• _EXERCISE_:
All lines in the data bearing the string "Fundable" should be identified and copied.

----------

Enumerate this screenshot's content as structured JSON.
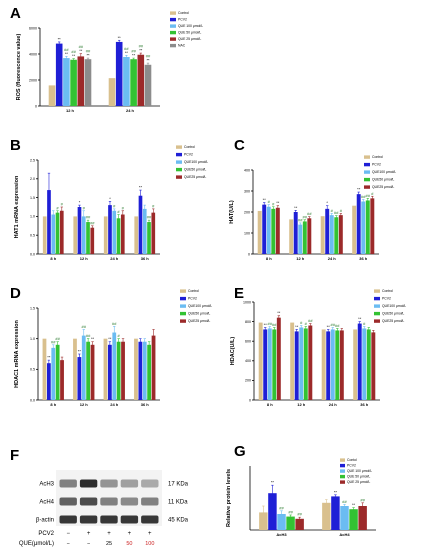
{
  "colors": {
    "control": "#d9c08e",
    "pcv2": "#1f1fd6",
    "que100": "#6bbcf2",
    "que50": "#33c233",
    "que25": "#9c2a2a",
    "nac": "#8c8c8c",
    "band": "#222222"
  },
  "chart_data": [
    {
      "panel": "A",
      "type": "bar",
      "ylabel": "ROS (fluorescence value)",
      "ylim": [
        0,
        7000
      ],
      "yticks": [
        "0",
        "2000",
        "4000",
        "6000"
      ],
      "categories": [
        "12 h",
        "24 h"
      ],
      "series": [
        {
          "name": "Control",
          "color_key": "control",
          "values": [
            1850,
            2500
          ],
          "errors": [
            0,
            0
          ],
          "annot": [
            "",
            ""
          ]
        },
        {
          "name": "PCV2",
          "color_key": "pcv2",
          "values": [
            5600,
            5750
          ],
          "errors": [
            150,
            150
          ],
          "annot": [
            "**",
            "**"
          ]
        },
        {
          "name": "QUE 100 μmol/L",
          "color_key": "que100",
          "values": [
            4300,
            4400
          ],
          "errors": [
            150,
            150
          ],
          "annot": [
            "##\n**",
            "##\n**"
          ]
        },
        {
          "name": "QUE 50 μmol/L",
          "color_key": "que50",
          "values": [
            4150,
            4200
          ],
          "errors": [
            100,
            100
          ],
          "annot": [
            "##\n**",
            "##\n**"
          ]
        },
        {
          "name": "QUE 25 μmol/L",
          "color_key": "que25",
          "values": [
            4450,
            4600
          ],
          "errors": [
            250,
            150
          ],
          "annot": [
            "##\n**",
            "##\n**"
          ]
        },
        {
          "name": "NAC",
          "color_key": "nac",
          "values": [
            4200,
            3700
          ],
          "errors": [
            100,
            150
          ],
          "annot": [
            "##\n**",
            "##\n**"
          ]
        }
      ]
    },
    {
      "panel": "B",
      "type": "bar",
      "ylabel": "HAT1 mRNA expression",
      "ylim": [
        0,
        2.5
      ],
      "yticks": [
        "0.0",
        "0.5",
        "1.0",
        "1.5",
        "2.0",
        "2.5"
      ],
      "categories": [
        "8 h",
        "12 h",
        "24 h",
        "36 h"
      ],
      "series": [
        {
          "name": "Control",
          "color_key": "control",
          "values": [
            1.0,
            1.0,
            1.0,
            1.0
          ],
          "errors": [
            0,
            0,
            0,
            0
          ],
          "annot": [
            "",
            "",
            "",
            ""
          ]
        },
        {
          "name": "PCV2",
          "color_key": "pcv2",
          "values": [
            1.7,
            1.25,
            1.3,
            1.55
          ],
          "errors": [
            0.45,
            0.05,
            0.1,
            0.15
          ],
          "annot": [
            "",
            "*",
            "*",
            "**"
          ]
        },
        {
          "name": "QUE100 μmol/L",
          "color_key": "que100",
          "values": [
            1.05,
            1.0,
            1.15,
            1.2
          ],
          "errors": [
            0.1,
            0.15,
            0.05,
            0.1
          ],
          "annot": [
            "",
            "#",
            "#",
            ""
          ]
        },
        {
          "name": "QUE50 μmol/L",
          "color_key": "que50",
          "values": [
            1.1,
            0.85,
            0.95,
            0.85
          ],
          "errors": [
            0.05,
            0.05,
            0.1,
            0.05
          ],
          "annot": [
            "#",
            "##",
            "#",
            "##"
          ]
        },
        {
          "name": "QUE25 μmol/L",
          "color_key": "que25",
          "values": [
            1.15,
            0.7,
            1.05,
            1.1
          ],
          "errors": [
            0.1,
            0.05,
            0.1,
            0.1
          ],
          "annot": [
            "#",
            "##",
            "#",
            "#"
          ]
        }
      ]
    },
    {
      "panel": "C",
      "type": "bar",
      "ylabel": "HAT(U/L)",
      "ylim": [
        0,
        400
      ],
      "yticks": [
        "0",
        "100",
        "200",
        "300",
        "400"
      ],
      "categories": [
        "8 h",
        "12 h",
        "24 h",
        "36 h"
      ],
      "series": [
        {
          "name": "Control",
          "color_key": "control",
          "values": [
            205,
            165,
            180,
            230
          ],
          "errors": [
            0,
            0,
            0,
            0
          ],
          "annot": [
            "",
            "",
            "",
            ""
          ]
        },
        {
          "name": "PCV2",
          "color_key": "pcv2",
          "values": [
            235,
            200,
            215,
            285
          ],
          "errors": [
            10,
            8,
            15,
            10
          ],
          "annot": [
            "**",
            "**",
            "*",
            "**"
          ]
        },
        {
          "name": "QUE100 μmol/L",
          "color_key": "que100",
          "values": [
            225,
            140,
            185,
            250
          ],
          "errors": [
            10,
            8,
            8,
            10
          ],
          "annot": [
            "#",
            "##",
            "#",
            "##"
          ]
        },
        {
          "name": "QUE50 μmol/L",
          "color_key": "que50",
          "values": [
            215,
            155,
            175,
            255
          ],
          "errors": [
            10,
            8,
            8,
            10
          ],
          "annot": [
            "#",
            "##",
            "##",
            "##"
          ]
        },
        {
          "name": "QUE25 μmol/L",
          "color_key": "que25",
          "values": [
            220,
            170,
            185,
            265
          ],
          "errors": [
            10,
            8,
            8,
            10
          ],
          "annot": [
            "**",
            "##",
            "#",
            "#"
          ]
        }
      ]
    },
    {
      "panel": "D",
      "type": "bar",
      "ylabel": "HDAC1 mRNA expression",
      "ylim": [
        0,
        1.5
      ],
      "yticks": [
        "0.0",
        "0.5",
        "1.0",
        "1.5"
      ],
      "categories": [
        "8 h",
        "12 h",
        "24 h",
        "36 h"
      ],
      "series": [
        {
          "name": "Control",
          "color_key": "control",
          "values": [
            1.0,
            1.0,
            1.0,
            1.0
          ],
          "errors": [
            0,
            0,
            0,
            0
          ],
          "annot": [
            "",
            "",
            "",
            ""
          ]
        },
        {
          "name": "PCV2",
          "color_key": "pcv2",
          "values": [
            0.6,
            0.7,
            0.9,
            0.95
          ],
          "errors": [
            0.05,
            0.05,
            0.05,
            0.05
          ],
          "annot": [
            "**",
            "**",
            "**",
            ""
          ]
        },
        {
          "name": "QUE100 μmol/L",
          "color_key": "que100",
          "values": [
            0.85,
            1.05,
            1.1,
            0.95
          ],
          "errors": [
            0.05,
            0.1,
            0.1,
            0.05
          ],
          "annot": [
            "##",
            "##",
            "##",
            ""
          ]
        },
        {
          "name": "QUE50 μmol/L",
          "color_key": "que50",
          "values": [
            0.9,
            0.95,
            0.95,
            0.9
          ],
          "errors": [
            0.05,
            0.05,
            0.05,
            0.05
          ],
          "annot": [
            "##",
            "##",
            "#",
            ""
          ]
        },
        {
          "name": "QUE25 μmol/L",
          "color_key": "que25",
          "values": [
            0.65,
            0.9,
            0.95,
            1.05
          ],
          "errors": [
            0.05,
            0.05,
            0.05,
            0.1
          ],
          "annot": [
            "",
            "**",
            "",
            ""
          ]
        }
      ]
    },
    {
      "panel": "E",
      "type": "bar",
      "ylabel": "HDAC(U/L)",
      "ylim": [
        0,
        1000
      ],
      "yticks": [
        "0",
        "200",
        "400",
        "600",
        "800",
        "1000"
      ],
      "categories": [
        "8 h",
        "12 h",
        "24 h",
        "36 h"
      ],
      "series": [
        {
          "name": "Control",
          "color_key": "control",
          "values": [
            790,
            790,
            720,
            720
          ],
          "errors": [
            0,
            0,
            0,
            0
          ],
          "annot": [
            "",
            "",
            "",
            ""
          ]
        },
        {
          "name": "PCV2",
          "color_key": "pcv2",
          "values": [
            720,
            700,
            700,
            780
          ],
          "errors": [
            20,
            20,
            20,
            20
          ],
          "annot": [
            "**",
            "**",
            "**",
            "**"
          ]
        },
        {
          "name": "QUE100 μmol/L",
          "color_key": "que100",
          "values": [
            730,
            740,
            720,
            730
          ],
          "errors": [
            20,
            20,
            20,
            20
          ],
          "annot": [
            "##",
            "#",
            "##",
            "#"
          ]
        },
        {
          "name": "QUE50 μmol/L",
          "color_key": "que50",
          "values": [
            720,
            730,
            710,
            720
          ],
          "errors": [
            20,
            20,
            20,
            20
          ],
          "annot": [
            "##",
            "#",
            "##",
            ""
          ]
        },
        {
          "name": "QUE25 μmol/L",
          "color_key": "que25",
          "values": [
            840,
            760,
            710,
            690
          ],
          "errors": [
            20,
            20,
            20,
            20
          ],
          "annot": [
            "**",
            "##",
            "",
            ""
          ]
        }
      ]
    },
    {
      "panel": "G",
      "type": "bar",
      "ylabel": "Relative protein levels",
      "ylim": [
        0,
        2.0
      ],
      "yticks": [],
      "categories": [
        "AcH3",
        "AcH4"
      ],
      "series": [
        {
          "name": "Contol",
          "color_key": "control",
          "values": [
            0.55,
            0.85
          ],
          "errors": [
            0.2,
            0.1
          ],
          "annot": [
            "",
            ""
          ]
        },
        {
          "name": "PCV2",
          "color_key": "pcv2",
          "values": [
            1.15,
            1.05
          ],
          "errors": [
            0.25,
            0.05
          ],
          "annot": [
            "**",
            "**"
          ]
        },
        {
          "name": "QUE 100 μmol/L",
          "color_key": "que100",
          "values": [
            0.5,
            0.75
          ],
          "errors": [
            0.1,
            0.05
          ],
          "annot": [
            "##",
            "##"
          ]
        },
        {
          "name": "QUE 50 μmol/L",
          "color_key": "que50",
          "values": [
            0.42,
            0.65
          ],
          "errors": [
            0.05,
            0.05
          ],
          "annot": [
            "##",
            "**"
          ]
        },
        {
          "name": "QUE 25 μmol/L",
          "color_key": "que25",
          "values": [
            0.35,
            0.75
          ],
          "errors": [
            0.05,
            0.1
          ],
          "annot": [
            "##",
            "##"
          ]
        }
      ]
    }
  ],
  "panel_f": {
    "letter": "F",
    "bands": [
      {
        "label": "AcH3",
        "kda": "17 KDa",
        "intensity": [
          0.55,
          0.95,
          0.45,
          0.4,
          0.35
        ]
      },
      {
        "label": "AcH4",
        "kda": "11 KDa",
        "intensity": [
          0.7,
          0.8,
          0.55,
          0.5,
          0.55
        ]
      },
      {
        "label": "β-actin",
        "kda": "45 KDa",
        "intensity": [
          0.9,
          0.9,
          0.9,
          0.9,
          0.9
        ]
      }
    ],
    "pcv2_label": "PCV2",
    "pcv2_marks": [
      "−",
      "+",
      "+",
      "+",
      "+"
    ],
    "que_label": "QUE(μmol/L)",
    "que_marks": [
      "−",
      "−",
      "25",
      "50",
      "100"
    ],
    "que_mark_colors": [
      "#000",
      "#000",
      "#000",
      "#c22",
      "#c22"
    ]
  }
}
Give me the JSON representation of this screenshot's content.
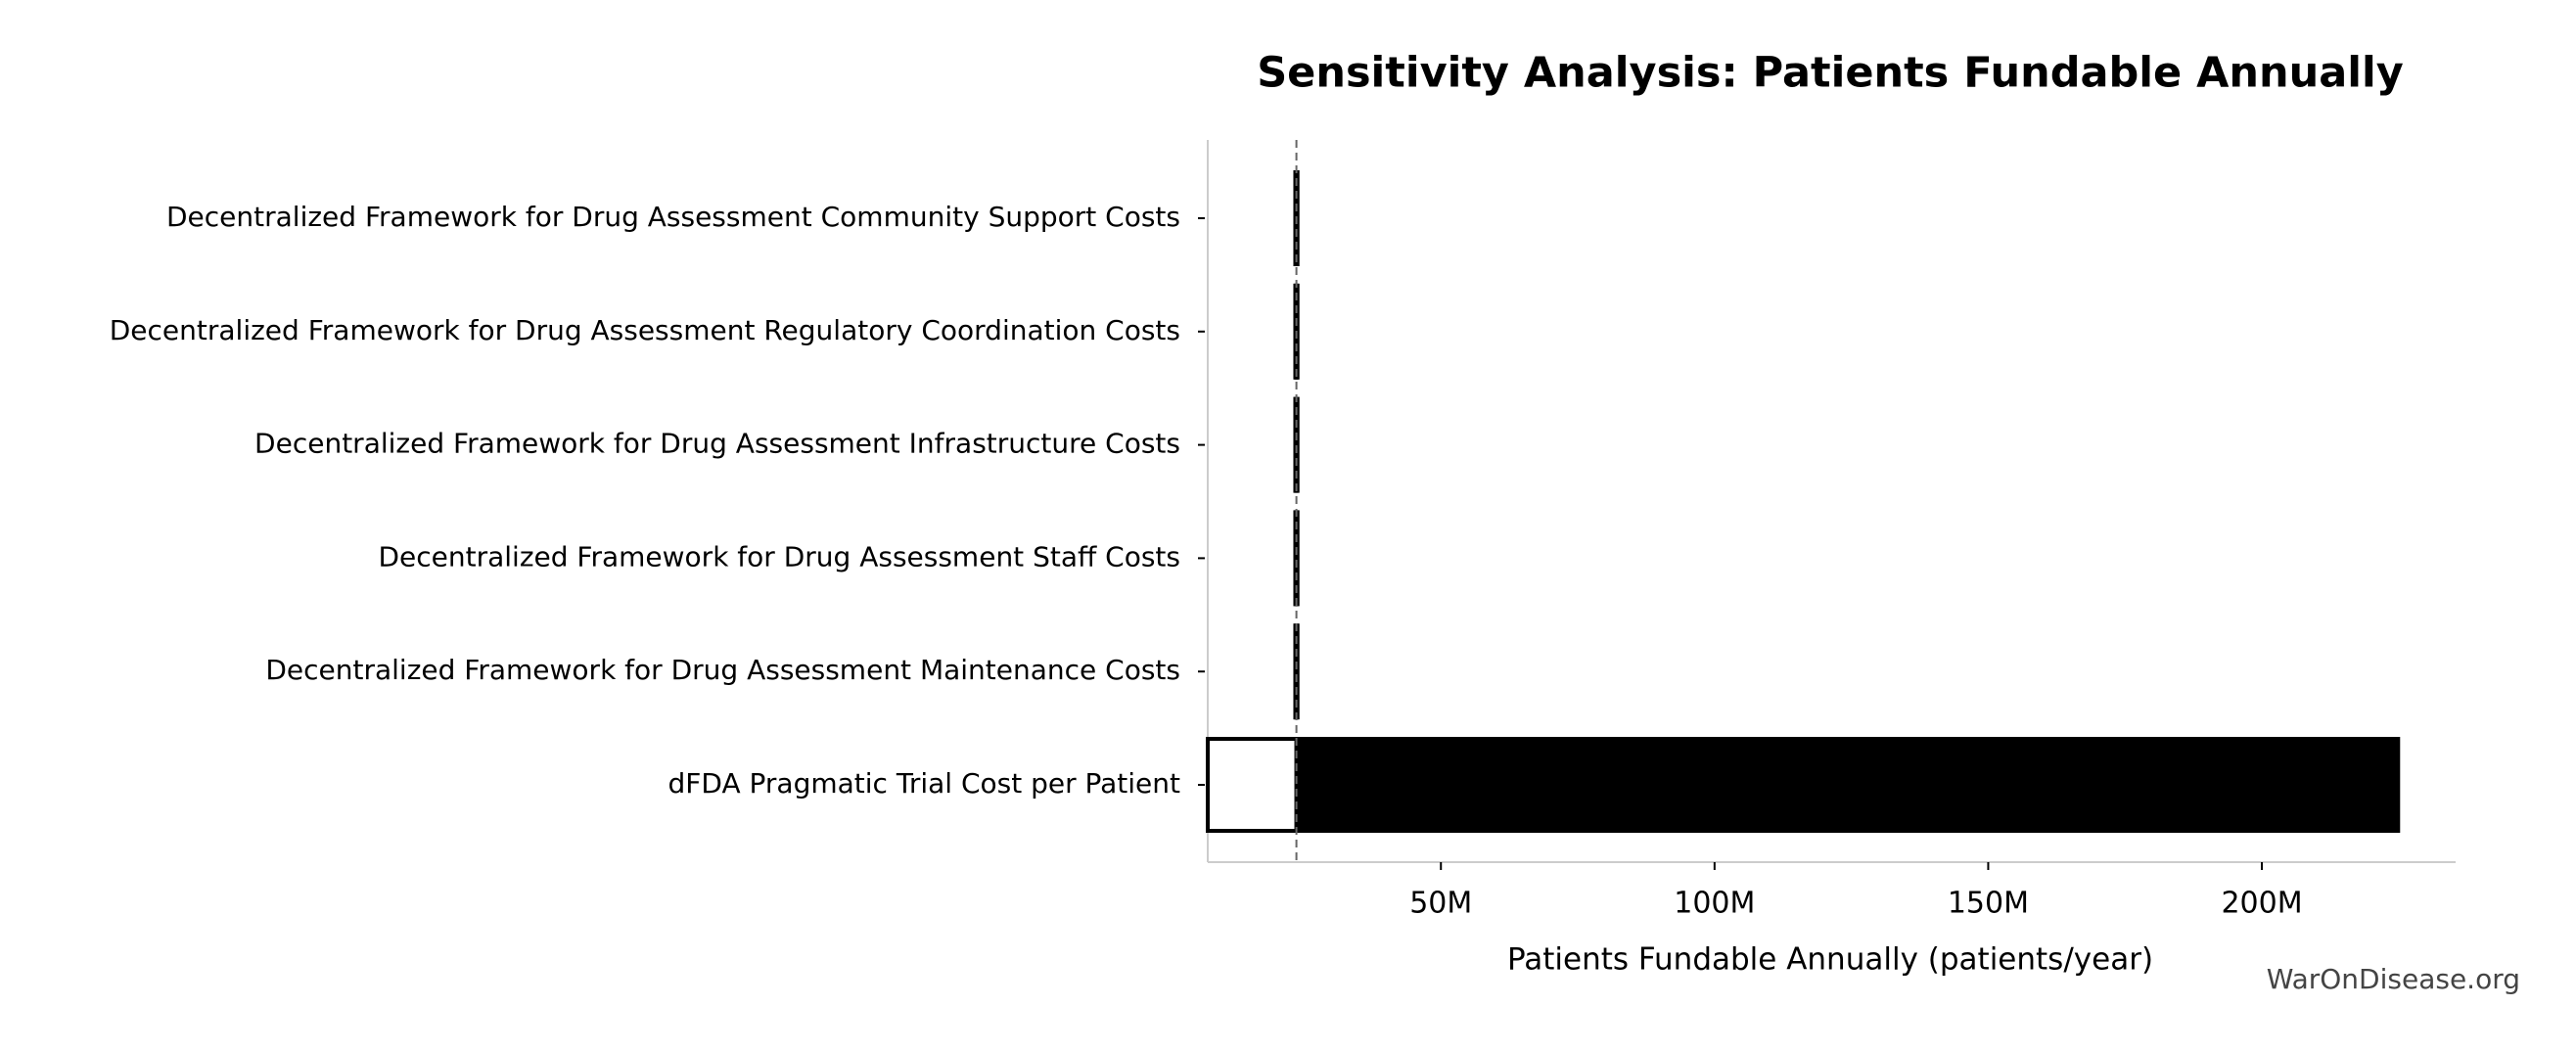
{
  "chart_data": {
    "type": "tornado",
    "title": "Sensitivity Analysis: Patients Fundable Annually",
    "xlabel": "Patients Fundable Annually (patients/year)",
    "watermark": "WarOnDisease.org",
    "categories": [
      "Decentralized Framework for Drug Assessment Community Support Costs",
      "Decentralized Framework for Drug Assessment Regulatory Coordination Costs",
      "Decentralized Framework for Drug Assessment Infrastructure Costs",
      "Decentralized Framework for Drug Assessment Staff Costs",
      "Decentralized Framework for Drug Assessment Maintenance Costs",
      "dFDA Pragmatic Trial Cost per Patient"
    ],
    "baseline": 23600000,
    "low_values": [
      23400000,
      23400000,
      23400000,
      23400000,
      23400000,
      7400000
    ],
    "high_values": [
      23800000,
      23800000,
      23800000,
      23800000,
      23800000,
      224900000
    ],
    "low_color": "#ffffff",
    "high_color": "#000000",
    "xlim": [
      7400000,
      235400000
    ],
    "xticks": [
      {
        "value": 50000000,
        "label": "50M"
      },
      {
        "value": 100000000,
        "label": "100M"
      },
      {
        "value": 150000000,
        "label": "150M"
      },
      {
        "value": 200000000,
        "label": "200M"
      }
    ]
  }
}
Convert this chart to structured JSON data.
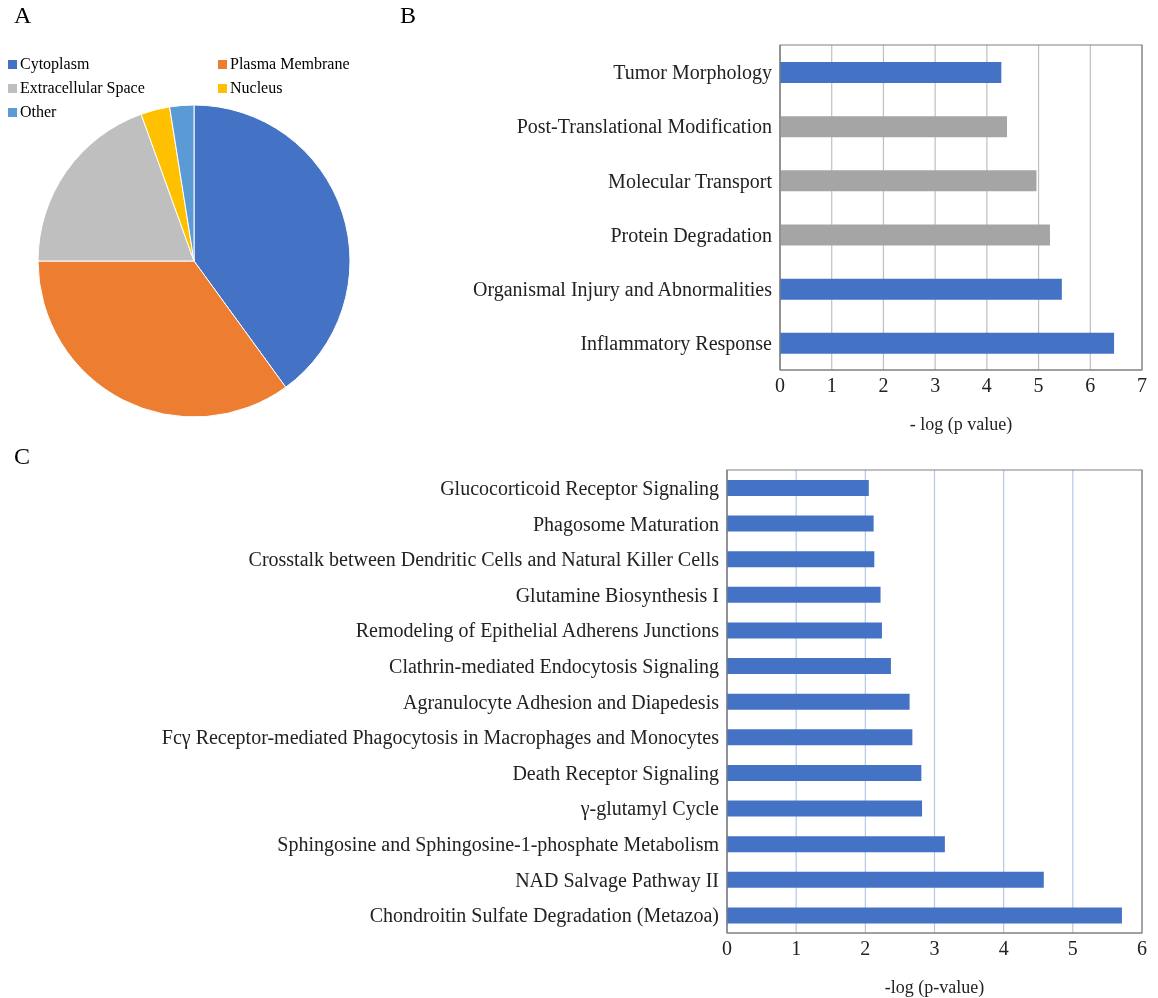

----------

• _EXERCISE RESPONSE_:
    "title": "Sensitivity Analysis: Patients Fundable Annually",
    "xlabel": "Patients Fundable Annually (patients/year)",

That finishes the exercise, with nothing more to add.